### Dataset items

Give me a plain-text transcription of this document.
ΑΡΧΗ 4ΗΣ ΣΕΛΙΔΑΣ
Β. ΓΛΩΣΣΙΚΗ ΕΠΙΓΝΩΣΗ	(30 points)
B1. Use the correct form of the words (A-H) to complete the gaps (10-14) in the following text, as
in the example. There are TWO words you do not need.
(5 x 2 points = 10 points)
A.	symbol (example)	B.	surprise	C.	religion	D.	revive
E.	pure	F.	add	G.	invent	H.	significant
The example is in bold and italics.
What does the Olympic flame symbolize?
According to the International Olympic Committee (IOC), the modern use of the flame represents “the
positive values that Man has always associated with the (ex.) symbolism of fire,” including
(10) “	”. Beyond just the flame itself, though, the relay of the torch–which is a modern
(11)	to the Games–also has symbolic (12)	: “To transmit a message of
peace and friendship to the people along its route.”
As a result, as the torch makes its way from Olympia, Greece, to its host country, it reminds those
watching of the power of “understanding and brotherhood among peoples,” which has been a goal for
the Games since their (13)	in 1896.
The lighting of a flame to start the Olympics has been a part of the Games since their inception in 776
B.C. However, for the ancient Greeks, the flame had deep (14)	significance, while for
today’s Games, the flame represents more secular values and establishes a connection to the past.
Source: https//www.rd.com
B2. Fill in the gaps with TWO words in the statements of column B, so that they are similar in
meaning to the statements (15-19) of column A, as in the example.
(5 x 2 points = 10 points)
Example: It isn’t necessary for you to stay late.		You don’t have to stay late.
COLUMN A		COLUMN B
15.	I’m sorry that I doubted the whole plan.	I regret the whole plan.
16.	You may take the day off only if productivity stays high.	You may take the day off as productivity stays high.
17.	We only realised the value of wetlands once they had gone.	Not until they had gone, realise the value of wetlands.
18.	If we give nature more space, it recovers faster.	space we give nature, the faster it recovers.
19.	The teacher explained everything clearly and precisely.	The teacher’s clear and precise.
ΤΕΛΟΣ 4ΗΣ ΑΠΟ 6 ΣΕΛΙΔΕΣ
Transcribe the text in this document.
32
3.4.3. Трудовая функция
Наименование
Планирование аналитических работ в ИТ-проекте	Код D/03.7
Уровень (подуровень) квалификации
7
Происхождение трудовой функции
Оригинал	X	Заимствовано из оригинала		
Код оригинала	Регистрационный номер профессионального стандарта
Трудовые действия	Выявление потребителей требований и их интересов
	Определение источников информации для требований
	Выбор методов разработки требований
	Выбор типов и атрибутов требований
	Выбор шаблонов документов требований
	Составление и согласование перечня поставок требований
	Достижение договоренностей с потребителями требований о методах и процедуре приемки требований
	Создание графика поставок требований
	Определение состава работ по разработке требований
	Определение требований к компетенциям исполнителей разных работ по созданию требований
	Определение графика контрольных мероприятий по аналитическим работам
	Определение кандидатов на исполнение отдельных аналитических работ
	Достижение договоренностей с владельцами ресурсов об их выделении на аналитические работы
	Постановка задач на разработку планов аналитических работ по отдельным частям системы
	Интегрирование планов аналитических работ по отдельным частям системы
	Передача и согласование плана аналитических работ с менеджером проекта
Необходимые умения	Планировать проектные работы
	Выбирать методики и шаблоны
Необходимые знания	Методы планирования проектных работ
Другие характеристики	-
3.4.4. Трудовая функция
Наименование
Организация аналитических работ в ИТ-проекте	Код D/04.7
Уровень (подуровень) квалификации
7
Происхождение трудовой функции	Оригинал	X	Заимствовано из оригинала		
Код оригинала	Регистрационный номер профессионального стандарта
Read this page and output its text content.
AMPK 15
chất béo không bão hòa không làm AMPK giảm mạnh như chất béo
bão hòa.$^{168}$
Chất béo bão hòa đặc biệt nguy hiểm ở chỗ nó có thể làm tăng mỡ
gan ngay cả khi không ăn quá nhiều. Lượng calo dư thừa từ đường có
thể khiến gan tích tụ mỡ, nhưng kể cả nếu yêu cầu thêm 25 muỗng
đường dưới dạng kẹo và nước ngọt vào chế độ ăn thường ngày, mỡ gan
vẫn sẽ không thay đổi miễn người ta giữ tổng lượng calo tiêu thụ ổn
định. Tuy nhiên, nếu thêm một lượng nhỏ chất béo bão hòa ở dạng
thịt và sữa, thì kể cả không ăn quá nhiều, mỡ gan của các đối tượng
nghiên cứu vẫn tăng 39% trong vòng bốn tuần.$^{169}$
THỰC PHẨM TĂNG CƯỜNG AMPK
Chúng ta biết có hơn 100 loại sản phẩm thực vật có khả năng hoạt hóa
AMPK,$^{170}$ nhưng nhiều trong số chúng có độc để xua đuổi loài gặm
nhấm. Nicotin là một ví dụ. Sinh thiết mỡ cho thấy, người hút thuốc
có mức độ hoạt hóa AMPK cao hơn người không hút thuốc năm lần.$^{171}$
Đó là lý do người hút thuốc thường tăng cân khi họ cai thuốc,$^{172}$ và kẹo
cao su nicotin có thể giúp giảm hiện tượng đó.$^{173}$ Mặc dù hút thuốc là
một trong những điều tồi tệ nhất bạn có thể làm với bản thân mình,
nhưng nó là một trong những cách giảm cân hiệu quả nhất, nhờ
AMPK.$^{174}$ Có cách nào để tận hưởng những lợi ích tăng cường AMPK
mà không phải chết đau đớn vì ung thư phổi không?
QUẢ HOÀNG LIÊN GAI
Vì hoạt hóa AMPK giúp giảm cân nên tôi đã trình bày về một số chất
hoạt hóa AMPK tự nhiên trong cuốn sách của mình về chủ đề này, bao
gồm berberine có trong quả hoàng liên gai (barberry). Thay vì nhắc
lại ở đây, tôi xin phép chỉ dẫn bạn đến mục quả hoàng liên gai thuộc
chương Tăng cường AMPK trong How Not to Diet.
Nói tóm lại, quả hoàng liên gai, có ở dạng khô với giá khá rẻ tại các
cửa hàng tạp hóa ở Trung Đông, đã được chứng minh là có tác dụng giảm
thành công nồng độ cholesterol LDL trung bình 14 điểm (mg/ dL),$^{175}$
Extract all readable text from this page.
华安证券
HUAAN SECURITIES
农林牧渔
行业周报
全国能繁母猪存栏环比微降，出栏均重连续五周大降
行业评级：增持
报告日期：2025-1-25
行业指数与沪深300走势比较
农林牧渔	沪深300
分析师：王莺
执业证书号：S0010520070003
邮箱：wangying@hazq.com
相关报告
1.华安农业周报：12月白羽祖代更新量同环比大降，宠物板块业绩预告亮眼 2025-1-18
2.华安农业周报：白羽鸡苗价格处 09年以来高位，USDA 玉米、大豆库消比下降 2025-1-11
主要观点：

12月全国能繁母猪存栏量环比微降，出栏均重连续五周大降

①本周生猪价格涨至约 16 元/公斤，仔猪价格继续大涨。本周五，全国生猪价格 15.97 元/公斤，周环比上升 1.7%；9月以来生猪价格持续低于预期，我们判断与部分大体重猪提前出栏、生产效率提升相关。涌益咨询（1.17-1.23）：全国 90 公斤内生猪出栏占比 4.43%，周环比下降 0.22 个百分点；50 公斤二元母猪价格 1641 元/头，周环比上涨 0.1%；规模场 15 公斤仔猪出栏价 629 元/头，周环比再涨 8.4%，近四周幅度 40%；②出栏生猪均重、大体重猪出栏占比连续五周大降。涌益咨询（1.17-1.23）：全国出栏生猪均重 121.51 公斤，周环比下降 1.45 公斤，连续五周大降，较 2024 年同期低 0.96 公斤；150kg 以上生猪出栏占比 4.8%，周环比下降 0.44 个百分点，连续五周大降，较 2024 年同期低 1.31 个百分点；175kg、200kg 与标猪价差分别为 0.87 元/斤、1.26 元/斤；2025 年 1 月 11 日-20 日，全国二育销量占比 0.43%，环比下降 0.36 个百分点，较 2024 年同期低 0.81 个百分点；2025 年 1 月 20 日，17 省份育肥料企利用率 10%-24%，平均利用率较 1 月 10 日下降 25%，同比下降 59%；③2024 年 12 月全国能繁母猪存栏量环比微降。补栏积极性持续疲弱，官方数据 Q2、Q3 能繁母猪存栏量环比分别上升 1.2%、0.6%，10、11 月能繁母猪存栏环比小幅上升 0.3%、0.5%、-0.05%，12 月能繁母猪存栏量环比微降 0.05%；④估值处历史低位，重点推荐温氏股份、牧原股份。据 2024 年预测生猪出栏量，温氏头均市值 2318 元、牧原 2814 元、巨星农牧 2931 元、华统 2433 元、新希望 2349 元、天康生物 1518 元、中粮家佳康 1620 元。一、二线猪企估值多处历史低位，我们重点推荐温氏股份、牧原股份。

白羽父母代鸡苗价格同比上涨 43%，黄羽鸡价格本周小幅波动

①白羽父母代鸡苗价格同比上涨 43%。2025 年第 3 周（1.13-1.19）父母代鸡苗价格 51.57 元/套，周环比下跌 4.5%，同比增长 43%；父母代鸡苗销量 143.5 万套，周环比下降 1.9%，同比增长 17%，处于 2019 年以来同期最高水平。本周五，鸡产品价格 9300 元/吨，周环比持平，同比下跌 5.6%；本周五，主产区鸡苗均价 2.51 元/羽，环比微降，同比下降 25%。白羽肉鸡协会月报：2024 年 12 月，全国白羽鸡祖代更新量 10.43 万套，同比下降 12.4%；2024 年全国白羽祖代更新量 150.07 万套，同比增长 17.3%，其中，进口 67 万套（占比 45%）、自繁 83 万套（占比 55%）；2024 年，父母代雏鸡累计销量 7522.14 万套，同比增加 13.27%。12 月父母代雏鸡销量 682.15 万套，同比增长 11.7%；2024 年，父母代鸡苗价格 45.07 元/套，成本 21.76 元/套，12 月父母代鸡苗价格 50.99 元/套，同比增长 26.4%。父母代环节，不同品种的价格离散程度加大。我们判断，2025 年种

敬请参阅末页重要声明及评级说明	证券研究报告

### Prompt
Copy each line that contains the word "отдельным".

### Output of the exercise
	Постановка задач на разработку планов аналитических работ по отдельным частям системы
	Интегрирование планов аналитических работ по отдельным частям системы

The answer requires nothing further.